** begin SUPPLIED DATA **

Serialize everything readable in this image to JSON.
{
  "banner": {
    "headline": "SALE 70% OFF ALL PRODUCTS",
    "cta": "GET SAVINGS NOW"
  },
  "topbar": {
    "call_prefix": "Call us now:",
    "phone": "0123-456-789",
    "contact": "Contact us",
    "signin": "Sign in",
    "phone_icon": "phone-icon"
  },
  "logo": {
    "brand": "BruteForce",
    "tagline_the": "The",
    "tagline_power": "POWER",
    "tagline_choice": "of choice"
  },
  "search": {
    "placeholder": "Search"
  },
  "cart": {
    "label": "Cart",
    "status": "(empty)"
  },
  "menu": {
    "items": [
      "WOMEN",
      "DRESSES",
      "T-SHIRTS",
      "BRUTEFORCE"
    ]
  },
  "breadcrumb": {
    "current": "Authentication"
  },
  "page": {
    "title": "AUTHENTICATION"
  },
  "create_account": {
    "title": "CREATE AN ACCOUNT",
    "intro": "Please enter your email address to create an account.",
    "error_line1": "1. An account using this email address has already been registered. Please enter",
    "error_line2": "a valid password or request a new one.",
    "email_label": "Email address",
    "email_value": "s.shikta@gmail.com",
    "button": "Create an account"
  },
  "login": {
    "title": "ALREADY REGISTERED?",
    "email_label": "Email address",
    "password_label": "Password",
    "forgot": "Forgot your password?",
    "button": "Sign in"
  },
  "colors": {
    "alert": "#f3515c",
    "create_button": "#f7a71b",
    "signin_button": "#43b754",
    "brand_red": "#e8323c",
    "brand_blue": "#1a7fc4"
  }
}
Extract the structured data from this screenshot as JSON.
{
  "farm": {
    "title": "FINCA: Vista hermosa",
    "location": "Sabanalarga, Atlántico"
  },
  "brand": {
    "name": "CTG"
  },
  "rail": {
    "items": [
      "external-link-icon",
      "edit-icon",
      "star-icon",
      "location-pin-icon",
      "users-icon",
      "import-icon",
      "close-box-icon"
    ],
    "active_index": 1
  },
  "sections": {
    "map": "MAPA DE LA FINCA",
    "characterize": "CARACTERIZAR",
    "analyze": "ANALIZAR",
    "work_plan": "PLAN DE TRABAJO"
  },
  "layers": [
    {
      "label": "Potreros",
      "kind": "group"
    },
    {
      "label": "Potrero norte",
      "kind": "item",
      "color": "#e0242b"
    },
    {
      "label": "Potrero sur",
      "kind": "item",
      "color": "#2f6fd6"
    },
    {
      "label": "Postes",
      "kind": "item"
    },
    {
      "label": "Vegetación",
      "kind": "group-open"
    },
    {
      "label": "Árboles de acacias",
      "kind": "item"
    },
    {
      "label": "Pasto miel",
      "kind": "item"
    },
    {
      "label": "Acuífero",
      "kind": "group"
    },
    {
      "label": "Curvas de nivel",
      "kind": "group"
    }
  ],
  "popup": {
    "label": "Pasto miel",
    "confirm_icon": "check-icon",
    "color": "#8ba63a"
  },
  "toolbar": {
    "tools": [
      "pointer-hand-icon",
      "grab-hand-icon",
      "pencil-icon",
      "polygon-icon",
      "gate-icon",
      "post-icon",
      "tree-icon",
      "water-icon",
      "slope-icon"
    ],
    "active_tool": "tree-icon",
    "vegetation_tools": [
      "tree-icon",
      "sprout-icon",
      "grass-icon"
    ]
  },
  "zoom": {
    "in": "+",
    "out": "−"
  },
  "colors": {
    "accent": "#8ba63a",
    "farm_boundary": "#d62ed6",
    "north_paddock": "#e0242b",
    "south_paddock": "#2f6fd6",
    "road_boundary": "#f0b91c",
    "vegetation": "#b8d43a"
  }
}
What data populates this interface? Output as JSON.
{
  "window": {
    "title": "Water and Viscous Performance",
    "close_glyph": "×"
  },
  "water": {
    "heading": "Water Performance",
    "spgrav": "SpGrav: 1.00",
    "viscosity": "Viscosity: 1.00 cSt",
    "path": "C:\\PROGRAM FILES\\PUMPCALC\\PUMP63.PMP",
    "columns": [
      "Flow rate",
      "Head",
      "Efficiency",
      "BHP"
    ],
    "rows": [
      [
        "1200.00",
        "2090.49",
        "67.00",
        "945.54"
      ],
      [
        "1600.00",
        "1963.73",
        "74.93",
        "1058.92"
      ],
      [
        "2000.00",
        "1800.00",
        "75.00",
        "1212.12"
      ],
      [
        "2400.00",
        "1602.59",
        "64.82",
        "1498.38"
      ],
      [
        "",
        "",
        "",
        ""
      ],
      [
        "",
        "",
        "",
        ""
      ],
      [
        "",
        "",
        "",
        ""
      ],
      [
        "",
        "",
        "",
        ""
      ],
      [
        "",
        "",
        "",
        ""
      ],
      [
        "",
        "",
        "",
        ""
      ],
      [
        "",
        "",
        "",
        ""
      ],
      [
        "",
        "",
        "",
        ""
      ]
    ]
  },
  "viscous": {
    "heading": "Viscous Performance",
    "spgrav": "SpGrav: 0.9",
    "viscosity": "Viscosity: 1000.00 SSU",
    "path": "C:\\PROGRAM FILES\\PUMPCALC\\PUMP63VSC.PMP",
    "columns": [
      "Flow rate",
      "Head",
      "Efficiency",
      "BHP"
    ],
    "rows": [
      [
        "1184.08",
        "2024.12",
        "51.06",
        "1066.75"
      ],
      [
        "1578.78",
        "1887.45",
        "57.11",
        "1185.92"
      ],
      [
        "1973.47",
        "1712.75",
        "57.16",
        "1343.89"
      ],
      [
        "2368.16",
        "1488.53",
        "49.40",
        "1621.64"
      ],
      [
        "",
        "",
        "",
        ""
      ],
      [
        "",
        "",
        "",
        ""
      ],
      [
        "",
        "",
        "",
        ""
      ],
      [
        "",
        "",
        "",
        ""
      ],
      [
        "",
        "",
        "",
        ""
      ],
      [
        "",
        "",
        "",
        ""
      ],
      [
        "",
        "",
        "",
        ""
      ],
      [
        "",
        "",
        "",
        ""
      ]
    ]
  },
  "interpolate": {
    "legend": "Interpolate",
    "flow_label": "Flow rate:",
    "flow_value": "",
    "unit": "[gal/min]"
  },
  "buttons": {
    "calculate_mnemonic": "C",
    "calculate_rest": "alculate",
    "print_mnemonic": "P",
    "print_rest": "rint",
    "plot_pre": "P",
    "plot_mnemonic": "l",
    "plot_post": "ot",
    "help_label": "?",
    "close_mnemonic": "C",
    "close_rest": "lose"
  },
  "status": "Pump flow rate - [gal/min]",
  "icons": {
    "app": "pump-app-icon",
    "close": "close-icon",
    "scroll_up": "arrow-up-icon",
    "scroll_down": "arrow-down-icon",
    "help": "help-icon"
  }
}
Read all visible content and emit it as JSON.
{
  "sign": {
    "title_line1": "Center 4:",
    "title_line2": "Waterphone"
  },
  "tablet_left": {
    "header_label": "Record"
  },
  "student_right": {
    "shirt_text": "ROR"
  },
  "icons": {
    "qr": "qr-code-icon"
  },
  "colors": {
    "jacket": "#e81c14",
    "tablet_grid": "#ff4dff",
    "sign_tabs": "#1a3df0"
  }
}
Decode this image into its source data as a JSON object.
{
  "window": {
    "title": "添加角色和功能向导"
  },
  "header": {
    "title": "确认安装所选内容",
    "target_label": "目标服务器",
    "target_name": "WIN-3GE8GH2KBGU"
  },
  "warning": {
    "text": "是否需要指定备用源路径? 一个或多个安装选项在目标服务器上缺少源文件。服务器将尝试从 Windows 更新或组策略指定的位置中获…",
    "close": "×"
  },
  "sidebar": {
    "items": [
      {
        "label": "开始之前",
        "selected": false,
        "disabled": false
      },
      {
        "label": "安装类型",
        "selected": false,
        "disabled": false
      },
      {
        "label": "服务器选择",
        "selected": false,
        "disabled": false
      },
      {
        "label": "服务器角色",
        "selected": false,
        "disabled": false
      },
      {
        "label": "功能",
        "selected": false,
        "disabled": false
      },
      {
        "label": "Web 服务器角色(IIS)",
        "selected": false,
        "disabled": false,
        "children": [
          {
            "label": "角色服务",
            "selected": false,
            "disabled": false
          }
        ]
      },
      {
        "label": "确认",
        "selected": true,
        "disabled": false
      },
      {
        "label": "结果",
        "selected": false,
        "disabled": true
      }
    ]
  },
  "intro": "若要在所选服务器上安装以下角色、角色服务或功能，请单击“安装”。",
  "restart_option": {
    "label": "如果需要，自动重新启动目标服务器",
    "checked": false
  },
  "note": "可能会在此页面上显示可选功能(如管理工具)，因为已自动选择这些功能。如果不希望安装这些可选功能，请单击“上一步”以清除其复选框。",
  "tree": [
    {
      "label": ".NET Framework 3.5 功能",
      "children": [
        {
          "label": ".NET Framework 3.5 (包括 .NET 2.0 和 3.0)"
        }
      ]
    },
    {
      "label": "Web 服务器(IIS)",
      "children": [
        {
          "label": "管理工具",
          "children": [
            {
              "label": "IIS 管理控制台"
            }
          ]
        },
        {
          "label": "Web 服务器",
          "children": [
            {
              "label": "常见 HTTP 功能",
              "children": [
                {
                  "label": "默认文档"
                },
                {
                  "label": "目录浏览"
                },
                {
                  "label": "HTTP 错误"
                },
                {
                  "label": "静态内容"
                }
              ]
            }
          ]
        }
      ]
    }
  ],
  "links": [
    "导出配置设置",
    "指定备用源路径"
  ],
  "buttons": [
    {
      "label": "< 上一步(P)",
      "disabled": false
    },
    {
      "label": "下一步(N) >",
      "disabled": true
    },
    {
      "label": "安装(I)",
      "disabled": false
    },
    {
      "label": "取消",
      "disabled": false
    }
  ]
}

** end SUPPLIED DATA **

§ **GIVEN EXERCISE**
Select every line of the material above holding the word "true" and copy it.

§ **RESPONSE TO THE EXERCISE**
        "selected": true,
        "disabled": true
      "disabled": true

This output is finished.